### Directive
In the material below, list every line carrying the string "Verwaltungsgesellschaft".

◇ ◇ ◇ ◇ ◇

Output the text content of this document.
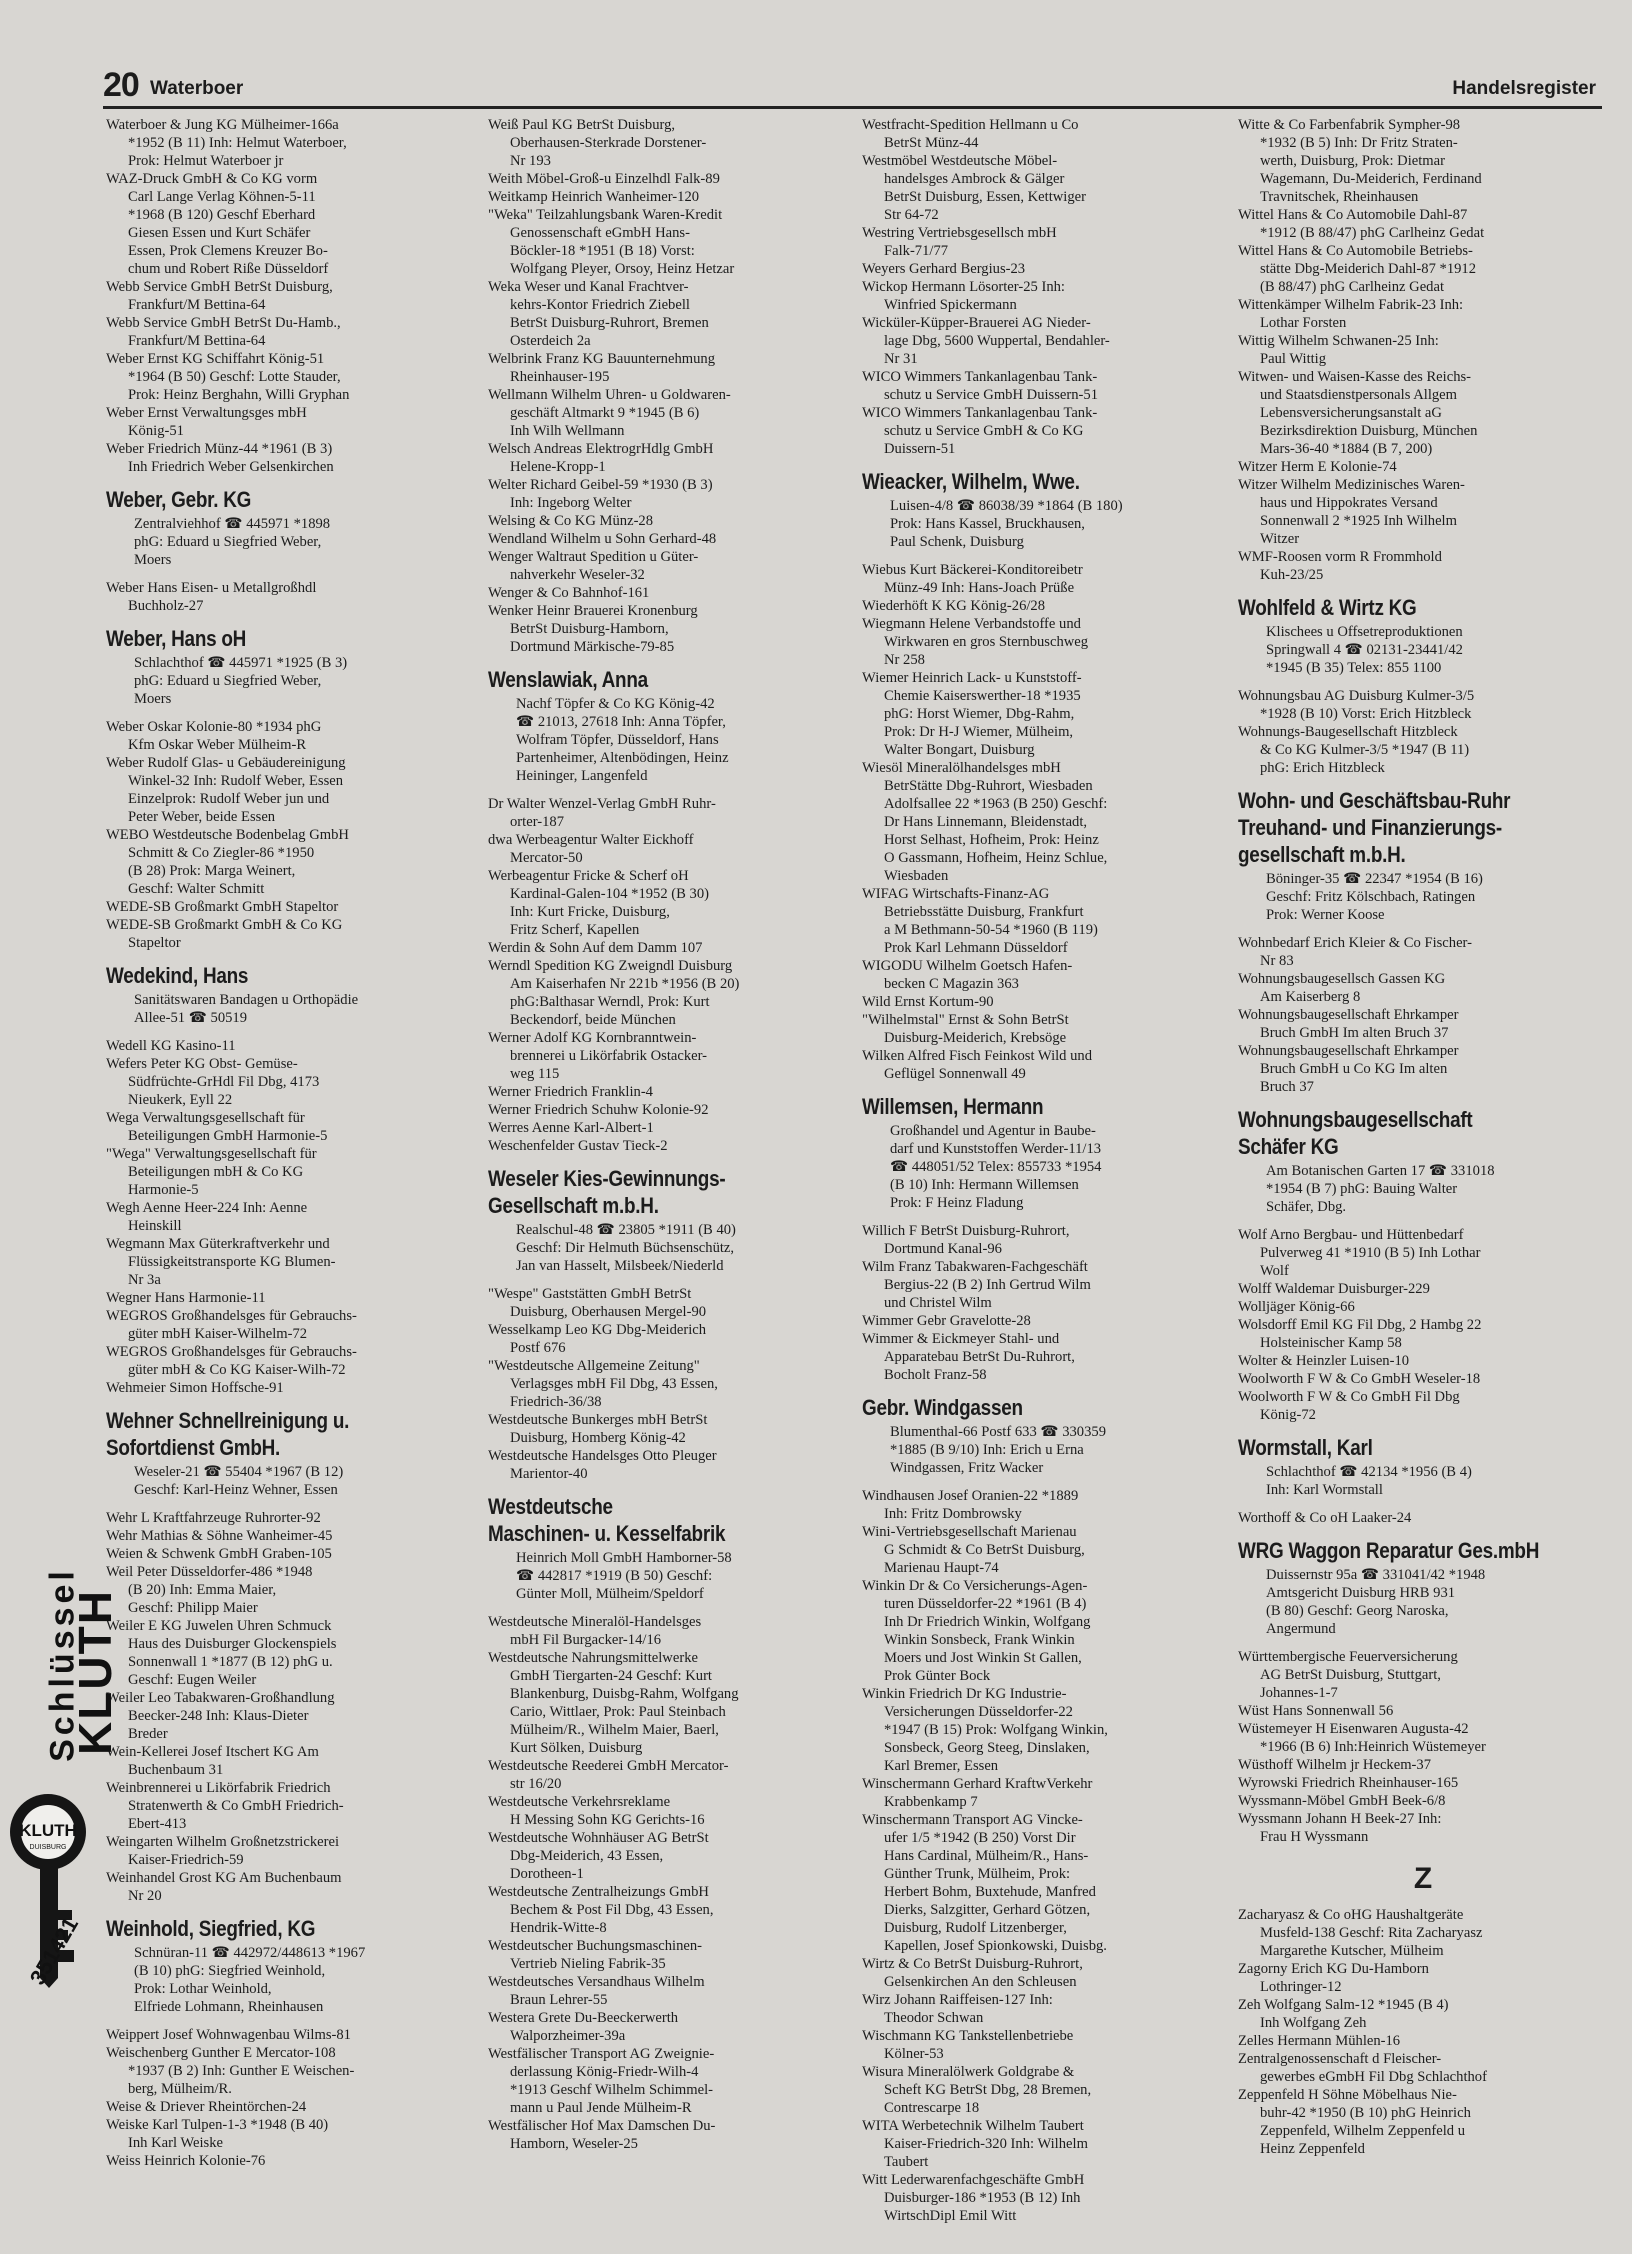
20 Waterboer	Handelsregister
Waterboer & Jung KG Mülheimer-166a
*1952 (B 11) Inh: Helmut Waterboer,
Prok: Helmut Waterboer jr
WAZ-Druck GmbH & Co KG vorm
Carl Lange Verlag Köhnen-5-11
*1968 (B 120) Geschf Eberhard
Giesen Essen und Kurt Schäfer
Essen, Prok Clemens Kreuzer Bo-
chum und Robert Riße Düsseldorf
Webb Service GmbH BetrSt Duisburg,
Frankfurt/M Bettina-64
Webb Service GmbH BetrSt Du-Hamb.,
Frankfurt/M Bettina-64
Weber Ernst KG Schiffahrt König-51
*1964 (B 50) Geschf: Lotte Stauder,
Prok: Heinz Berghahn, Willi Gryphan
Weber Ernst Verwaltungsges mbH
König-51
Weber Friedrich Münz-44 *1961 (B 3)
Inh Friedrich Weber Gelsenkirchen
Weber, Gebr. KG
Zentralviehhof ☎ 445971 *1898
phG: Eduard u Siegfried Weber,
Moers
Weber Hans Eisen- u Metallgroßhdl
Buchholz-27
Weber, Hans oH
Schlachthof ☎ 445971 *1925 (B 3)
phG: Eduard u Siegfried Weber,
Moers
Weber Oskar Kolonie-80 *1934 phG
Kfm Oskar Weber Mülheim-R
Weber Rudolf Glas- u Gebäudereinigung
Winkel-32 Inh: Rudolf Weber, Essen
Einzelprok: Rudolf Weber jun und
Peter Weber, beide Essen
WEBO Westdeutsche Bodenbelag GmbH
Schmitt & Co Ziegler-86 *1950
(B 28) Prok: Marga Weinert,
Geschf: Walter Schmitt
WEDE-SB Großmarkt GmbH Stapeltor
WEDE-SB Großmarkt GmbH & Co KG
Stapeltor
Wedekind, Hans
Sanitätswaren Bandagen u Orthopädie
Allee-51 ☎ 50519
Wedell KG Kasino-11
Wefers Peter KG Obst- Gemüse-
Südfrüchte-GrHdl Fil Dbg, 4173
Nieukerk, Eyll 22
Wega Verwaltungsgesellschaft für
Beteiligungen GmbH Harmonie-5
"Wega" Verwaltungsgesellschaft für
Beteiligungen mbH & Co KG
Harmonie-5
Wegh Aenne Heer-224 Inh: Aenne
Heinskill
Wegmann Max Güterkraftverkehr und
Flüssigkeitstransporte KG Blumen-
Nr 3a
Wegner Hans Harmonie-11
WEGROS Großhandelsges für Gebrauchs-
güter mbH Kaiser-Wilhelm-72
WEGROS Großhandelsges für Gebrauchs-
güter mbH & Co KG Kaiser-Wilh-72
Wehmeier Simon Hoffsche-91
Wehner Schnellreinigung u.
Sofortdienst GmbH.
Weseler-21 ☎ 55404 *1967 (B 12)
Geschf: Karl-Heinz Wehner, Essen
Wehr L Kraftfahrzeuge Ruhrorter-92
Wehr Mathias & Söhne Wanheimer-45
Weien & Schwenk GmbH Graben-105
Weil Peter Düsseldorfer-486 *1948
(B 20) Inh: Emma Maier,
Geschf: Philipp Maier
Weiler E KG Juwelen Uhren Schmuck
Haus des Duisburger Glockenspiels
Sonnenwall 1 *1877 (B 12) phG u.
Geschf: Eugen Weiler
Weiler Leo Tabakwaren-Großhandlung
Beecker-248 Inh: Klaus-Dieter
Breder
Wein-Kellerei Josef Itschert KG Am
Buchenbaum 31
Weinbrennerei u Likörfabrik Friedrich
Stratenwerth & Co GmbH Friedrich-
Ebert-413
Weingarten Wilhelm Großnetzstrickerei
Kaiser-Friedrich-59
Weinhandel Grost KG Am Buchenbaum
Nr 20
Weinhold, Siegfried, KG
Schnüran-11 ☎ 442972/448613 *1967
(B 10) phG: Siegfried Weinhold,
Prok: Lothar Weinhold,
Elfriede Lohmann, Rheinhausen
Weippert Josef Wohnwagenbau Wilms-81
Weischenberg Gunther E Mercator-108
*1937 (B 2) Inh: Gunther E Weischen-
berg, Mülheim/R.
Weise & Driever Rheintörchen-24
Weiske Karl Tulpen-1-3 *1948 (B 40)
Inh Karl Weiske
Weiss Heinrich Kolonie-76
Weiß Paul KG BetrSt Duisburg,
Oberhausen-Sterkrade Dorstener-
Nr 193
Weith Möbel-Groß-u Einzelhdl Falk-89
Weitkamp Heinrich Wanheimer-120
"Weka" Teilzahlungsbank Waren-Kredit
Genossenschaft eGmbH Hans-
Böckler-18 *1951 (B 18) Vorst:
Wolfgang Pleyer, Orsoy, Heinz Hetzar
Weka Weser und Kanal Frachtver-
kehrs-Kontor Friedrich Ziebell
BetrSt Duisburg-Ruhrort, Bremen
Osterdeich 2a
Welbrink Franz KG Bauunternehmung
Rheinhauser-195
Wellmann Wilhelm Uhren- u Goldwaren-
geschäft Altmarkt 9 *1945 (B 6)
Inh Wilh Wellmann
Welsch Andreas ElektrogrHdlg GmbH
Helene-Kropp-1
Welter Richard Geibel-59 *1930 (B 3)
Inh: Ingeborg Welter
Welsing & Co KG Münz-28
Wendland Wilhelm u Sohn Gerhard-48
Wenger Waltraut Spedition u Güter-
nahverkehr Weseler-32
Wenger & Co Bahnhof-161
Wenker Heinr Brauerei Kronenburg
BetrSt Duisburg-Hamborn,
Dortmund Märkische-79-85
Wenslawiak, Anna
Nachf Töpfer & Co KG König-42
☎ 21013, 27618 Inh: Anna Töpfer,
Wolfram Töpfer, Düsseldorf, Hans
Partenheimer, Altenbödingen, Heinz
Heininger, Langenfeld
Dr Walter Wenzel-Verlag GmbH Ruhr-
orter-187
dwa Werbeagentur Walter Eickhoff
Mercator-50
Werbeagentur Fricke & Scherf oH
Kardinal-Galen-104 *1952 (B 30)
Inh: Kurt Fricke, Duisburg,
Fritz Scherf, Kapellen
Werdin & Sohn Auf dem Damm 107
Werndl Spedition KG Zweigndl Duisburg
Am Kaiserhafen Nr 221b *1956 (B 20)
phG:Balthasar Werndl, Prok: Kurt
Beckendorf, beide München
Werner Adolf KG Kornbranntwein-
brennerei u Likörfabrik Ostacker-
weg 115
Werner Friedrich Franklin-4
Werner Friedrich Schuhw Kolonie-92
Werres Aenne Karl-Albert-1
Weschenfelder Gustav Tieck-2
Weseler Kies-Gewinnungs-
Gesellschaft m.b.H.
Realschul-48 ☎ 23805 *1911 (B 40)
Geschf: Dir Helmuth Büchsenschütz,
Jan van Hasselt, Milsbeek/Niederld
"Wespe" Gaststätten GmbH BetrSt
Duisburg, Oberhausen Mergel-90
Wesselkamp Leo KG Dbg-Meiderich
Postf 676
"Westdeutsche Allgemeine Zeitung"
Verlagsges mbH Fil Dbg, 43 Essen,
Friedrich-36/38
Westdeutsche Bunkerges mbH BetrSt
Duisburg, Homberg König-42
Westdeutsche Handelsges Otto Pleuger
Marientor-40
Westdeutsche
Maschinen- u. Kesselfabrik
Heinrich Moll GmbH Hamborner-58
☎ 442817 *1919 (B 50) Geschf:
Günter Moll, Mülheim/Speldorf
Westdeutsche Mineralöl-Handelsges
mbH Fil Burgacker-14/16
Westdeutsche Nahrungsmittelwerke
GmbH Tiergarten-24 Geschf: Kurt
Blankenburg, Duisbg-Rahm, Wolfgang
Cario, Wittlaer, Prok: Paul Steinbach
Mülheim/R., Wilhelm Maier, Baerl,
Kurt Sölken, Duisburg
Westdeutsche Reederei GmbH Mercator-
str 16/20
Westdeutsche Verkehrsreklame
H Messing Sohn KG Gerichts-16
Westdeutsche Wohnhäuser AG BetrSt
Dbg-Meiderich, 43 Essen,
Dorotheen-1
Westdeutsche Zentralheizungs GmbH
Bechem & Post Fil Dbg, 43 Essen,
Hendrik-Witte-8
Westdeutscher Buchungsmaschinen-
Vertrieb Nieling Fabrik-35
Westdeutsches Versandhaus Wilhelm
Braun Lehrer-55
Westera Grete Du-Beeckerwerth
Walporzheimer-39a
Westfälischer Transport AG Zweignie-
derlassung König-Friedr-Wilh-4
*1913 Geschf Wilhelm Schimmel-
mann u Paul Jende Mülheim-R
Westfälischer Hof Max Damschen Du-
Hamborn, Weseler-25
Westfracht-Spedition Hellmann u Co
BetrSt Münz-44
Westmöbel Westdeutsche Möbel-
handelsges Ambrock & Gälger
BetrSt Duisburg, Essen, Kettwiger
Str 64-72
Westring Vertriebsgesellsch mbH
Falk-71/77
Weyers Gerhard Bergius-23
Wickop Hermann Lösorter-25 Inh:
Winfried Spickermann
Wicküler-Küpper-Brauerei AG Nieder-
lage Dbg, 5600 Wuppertal, Bendahler-
Nr 31
WICO Wimmers Tankanlagenbau Tank-
schutz u Service GmbH Duissern-51
WICO Wimmers Tankanlagenbau Tank-
schutz u Service GmbH & Co KG
Duissern-51
Wieacker, Wilhelm, Wwe.
Luisen-4/8 ☎ 86038/39 *1864 (B 180)
Prok: Hans Kassel, Bruckhausen,
Paul Schenk, Duisburg
Wiebus Kurt Bäckerei-Konditoreibetr
Münz-49 Inh: Hans-Joach Prüße
Wiederhöft K KG König-26/28
Wiegmann Helene Verbandstoffe und
Wirkwaren en gros Sternbuschweg
Nr 258
Wiemer Heinrich Lack- u Kunststoff-
Chemie Kaiserswerther-18 *1935
phG: Horst Wiemer, Dbg-Rahm,
Prok: Dr H-J Wiemer, Mülheim,
Walter Bongart, Duisburg
Wiesöl Mineralölhandelsges mbH
BetrStätte Dbg-Ruhrort, Wiesbaden
Adolfsallee 22 *1963 (B 250) Geschf:
Dr Hans Linnemann, Bleidenstadt,
Horst Selhast, Hofheim, Prok: Heinz
O Gassmann, Hofheim, Heinz Schlue,
Wiesbaden
WIFAG Wirtschafts-Finanz-AG
Betriebsstätte Duisburg, Frankfurt
a M Bethmann-50-54 *1960 (B 119)
Prok Karl Lehmann Düsseldorf
WIGODU Wilhelm Goetsch Hafen-
becken C Magazin 363
Wild Ernst Kortum-90
"Wilhelmstal" Ernst & Sohn BetrSt
Duisburg-Meiderich, Krebsöge
Wilken Alfred Fisch Feinkost Wild und
Geflügel Sonnenwall 49
Willemsen, Hermann
Großhandel und Agentur in Baube-
darf und Kunststoffen Werder-11/13
☎ 448051/52 Telex: 855733 *1954
(B 10) Inh: Hermann Willemsen
Prok: F Heinz Fladung
Willich F BetrSt Duisburg-Ruhrort,
Dortmund Kanal-96
Wilm Franz Tabakwaren-Fachgeschäft
Bergius-22 (B 2) Inh Gertrud Wilm
und Christel Wilm
Wimmer Gebr Gravelotte-28
Wimmer & Eickmeyer Stahl- und
Apparatebau BetrSt Du-Ruhrort,
Bocholt Franz-58
Gebr. Windgassen
Blumenthal-66 Postf 633 ☎ 330359
*1885 (B 9/10) Inh: Erich u Erna
Windgassen, Fritz Wacker
Windhausen Josef Oranien-22 *1889
Inh: Fritz Dombrowsky
Wini-Vertriebsgesellschaft Marienau
G Schmidt & Co BetrSt Duisburg,
Marienau Haupt-74
Winkin Dr & Co Versicherungs-Agen-
turen Düsseldorfer-22 *1961 (B 4)
Inh Dr Friedrich Winkin, Wolfgang
Winkin Sonsbeck, Frank Winkin
Moers und Jost Winkin St Gallen,
Prok Günter Bock
Winkin Friedrich Dr KG Industrie-
Versicherungen Düsseldorfer-22
*1947 (B 15) Prok: Wolfgang Winkin,
Sonsbeck, Georg Steeg, Dinslaken,
Karl Bremer, Essen
Winschermann Gerhard KraftwVerkehr
Krabbenkamp 7
Winschermann Transport AG Vincke-
ufer 1/5 *1942 (B 250) Vorst Dir
Hans Cardinal, Mülheim/R., Hans-
Günther Trunk, Mülheim, Prok:
Herbert Bohm, Buxtehude, Manfred
Dierks, Salzgitter, Gerhard Götzen,
Duisburg, Rudolf Litzenberger,
Kapellen, Josef Spionkowski, Duisbg.
Wirtz & Co BetrSt Duisburg-Ruhrort,
Gelsenkirchen An den Schleusen
Wirz Johann Raiffeisen-127 Inh:
Theodor Schwan
Wischmann KG Tankstellenbetriebe
Kölner-53
Wisura Mineralölwerk Goldgrabe &
Scheft KG BetrSt Dbg, 28 Bremen,
Contrescarpe 18
WITA Werbetechnik Wilhelm Taubert
Kaiser-Friedrich-320 Inh: Wilhelm
Taubert
Witt Lederwarenfachgeschäfte GmbH
Duisburger-186 *1953 (B 12) Inh
WirtschDipl Emil Witt
Witte & Co Farbenfabrik Sympher-98
*1932 (B 5) Inh: Dr Fritz Straten-
werth, Duisburg, Prok: Dietmar
Wagemann, Du-Meiderich, Ferdinand
Travnitschek, Rheinhausen
Wittel Hans & Co Automobile Dahl-87
*1912 (B 88/47) phG Carlheinz Gedat
Wittel Hans & Co Automobile Betriebs-
stätte Dbg-Meiderich Dahl-87 *1912
(B 88/47) phG Carlheinz Gedat
Wittenkämper Wilhelm Fabrik-23 Inh:
Lothar Forsten
Wittig Wilhelm Schwanen-25 Inh:
Paul Wittig
Witwen- und Waisen-Kasse des Reichs-
und Staatsdienstpersonals Allgem
Lebensversicherungsanstalt aG
Bezirksdirektion Duisburg, München
Mars-36-40 *1884 (B 7, 200)
Witzer Herm E Kolonie-74
Witzer Wilhelm Medizinisches Waren-
haus und Hippokrates Versand
Sonnenwall 2 *1925 Inh Wilhelm
Witzer
WMF-Roosen vorm R Frommhold
Kuh-23/25
Wohlfeld & Wirtz KG
Klischees u Offsetreproduktionen
Springwall 4 ☎ 02131-23441/42
*1945 (B 35) Telex: 855 1100
Wohnungsbau AG Duisburg Kulmer-3/5
*1928 (B 10) Vorst: Erich Hitzbleck
Wohnungs-Baugesellschaft Hitzbleck
& Co KG Kulmer-3/5 *1947 (B 11)
phG: Erich Hitzbleck
Wohn- und Geschäftsbau-Ruhr
Treuhand- und Finanzierungs-
gesellschaft m.b.H.
Böninger-35 ☎ 22347 *1954 (B 16)
Geschf: Fritz Kölschbach, Ratingen
Prok: Werner Koose
Wohnbedarf Erich Kleier & Co Fischer-
Nr 83
Wohnungsbaugesellsch Gassen KG
Am Kaiserberg 8
Wohnungsbaugesellschaft Ehrkamper
Bruch GmbH Im alten Bruch 37
Wohnungsbaugesellschaft Ehrkamper
Bruch GmbH u Co KG Im alten
Bruch 37
Wohnungsbaugesellschaft
Schäfer KG
Am Botanischen Garten 17 ☎ 331018
*1954 (B 7) phG: Bauing Walter
Schäfer, Dbg.
Wolf Arno Bergbau- und Hüttenbedarf
Pulverweg 41 *1910 (B 5) Inh Lothar
Wolf
Wolff Waldemar Duisburger-229
Wolljäger König-66
Wolsdorff Emil KG Fil Dbg, 2 Hambg 22
Holsteinischer Kamp 58
Wolter & Heinzler Luisen-10
Woolworth F W & Co GmbH Weseler-18
Woolworth F W & Co GmbH Fil Dbg
König-72
Wormstall, Karl
Schlachthof ☎ 42134 *1956 (B 4)
Inh: Karl Wormstall
Worthoff & Co oH Laaker-24
WRG Waggon Reparatur Ges.mbH
Duissernstr 95a ☎ 331041/42 *1948
Amtsgericht Duisburg HRB 931
(B 80) Geschf: Georg Naroska,
Angermund
Württembergische Feuerversicherung
AG BetrSt Duisburg, Stuttgart,
Johannes-1-7
Wüst Hans Sonnenwall 56
Wüstemeyer H Eisenwaren Augusta-42
*1966 (B 6) Inh:Heinrich Wüstemeyer
Wüsthoff Wilhelm jr Heckem-37
Wyrowski Friedrich Rheinhauser-165
Wyssmann-Möbel GmbH Beek-6/8
Wyssmann Johann H Beek-27 Inh:
Frau H Wyssmann
Z
Zacharyasz & Co oHG Haushaltgeräte
Musfeld-138 Geschf: Rita Zacharyasz
Margarethe Kutscher, Mülheim
Zagorny Erich KG Du-Hamborn
Lothringer-12
Zeh Wolfgang Salm-12 *1945 (B 4)
Inh Wolfgang Zeh
Zelles Hermann Mühlen-16
Zentralgenossenschaft d Fleischer-
gewerbes eGmbH Fil Dbg Schlachthof
Zeppenfeld H Söhne Möbelhaus Nie-
buhr-42 *1950 (B 10) phG Heinrich
Zeppenfeld, Wilhelm Zeppenfeld u
Heinz Zeppenfeld
Schlüssel
KLUTH
KLUTH
DUISBURG
351421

◇ ◇ ◇ ◇ ◇

### Result
Wega Verwaltungsgesellschaft für
"Wega" Verwaltungsgesellschaft für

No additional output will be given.